## DATA RECORDS
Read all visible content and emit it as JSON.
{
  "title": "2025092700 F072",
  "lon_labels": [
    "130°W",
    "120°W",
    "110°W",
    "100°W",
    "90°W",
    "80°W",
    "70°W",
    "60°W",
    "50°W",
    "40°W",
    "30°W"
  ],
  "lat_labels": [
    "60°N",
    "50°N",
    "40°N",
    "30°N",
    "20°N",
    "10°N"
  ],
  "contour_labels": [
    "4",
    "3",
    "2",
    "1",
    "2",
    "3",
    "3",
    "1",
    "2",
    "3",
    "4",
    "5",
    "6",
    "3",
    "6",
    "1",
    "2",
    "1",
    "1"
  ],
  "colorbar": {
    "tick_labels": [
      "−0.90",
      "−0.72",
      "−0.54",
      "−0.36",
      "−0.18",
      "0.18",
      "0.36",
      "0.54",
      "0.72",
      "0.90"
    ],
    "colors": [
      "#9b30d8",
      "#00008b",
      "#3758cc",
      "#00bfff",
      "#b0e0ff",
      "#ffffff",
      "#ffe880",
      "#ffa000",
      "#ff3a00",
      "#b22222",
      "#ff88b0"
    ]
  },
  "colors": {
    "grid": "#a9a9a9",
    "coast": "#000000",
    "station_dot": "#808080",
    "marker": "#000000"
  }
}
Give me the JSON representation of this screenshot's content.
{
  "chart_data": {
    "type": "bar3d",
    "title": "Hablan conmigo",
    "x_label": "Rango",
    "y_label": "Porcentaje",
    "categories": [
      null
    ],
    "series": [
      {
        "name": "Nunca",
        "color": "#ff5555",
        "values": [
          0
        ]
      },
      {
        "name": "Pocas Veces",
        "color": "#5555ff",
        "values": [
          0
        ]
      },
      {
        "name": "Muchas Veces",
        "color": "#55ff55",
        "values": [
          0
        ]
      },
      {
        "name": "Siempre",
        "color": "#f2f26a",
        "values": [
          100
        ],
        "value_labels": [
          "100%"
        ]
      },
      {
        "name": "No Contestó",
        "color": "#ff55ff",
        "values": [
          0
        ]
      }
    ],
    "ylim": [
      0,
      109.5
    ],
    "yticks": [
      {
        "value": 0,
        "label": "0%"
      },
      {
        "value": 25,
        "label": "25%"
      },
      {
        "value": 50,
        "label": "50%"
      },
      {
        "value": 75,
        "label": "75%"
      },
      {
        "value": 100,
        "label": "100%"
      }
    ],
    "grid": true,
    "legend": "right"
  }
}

## WHAT IS NEEDED
Look above for the line that holds "Give me the", then copy it and each line after it exactly, through the last line of the data.

## SOLUTION TO THIS PROBLEM
Give me the JSON representation of this screenshot's content.
{
  "chart_data": {
    "type": "bar3d",
    "title": "Hablan conmigo",
    "x_label": "Rango",
    "y_label": "Porcentaje",
    "categories": [
      null
    ],
    "series": [
      {
        "name": "Nunca",
        "color": "#ff5555",
        "values": [
          0
        ]
      },
      {
        "name": "Pocas Veces",
        "color": "#5555ff",
        "values": [
          0
        ]
      },
      {
        "name": "Muchas Veces",
        "color": "#55ff55",
        "values": [
          0
        ]
      },
      {
        "name": "Siempre",
        "color": "#f2f26a",
        "values": [
          100
        ],
        "value_labels": [
          "100%"
        ]
      },
      {
        "name": "No Contestó",
        "color": "#ff55ff",
        "values": [
          0
        ]
      }
    ],
    "ylim": [
      0,
      109.5
    ],
    "yticks": [
      {
        "value": 0,
        "label": "0%"
      },
      {
        "value": 25,
        "label": "25%"
      },
      {
        "value": 50,
        "label": "50%"
      },
      {
        "value": 75,
        "label": "75%"
      },
      {
        "value": 100,
        "label": "100%"
      }
    ],
    "grid": true,
    "legend": "right"
  }
}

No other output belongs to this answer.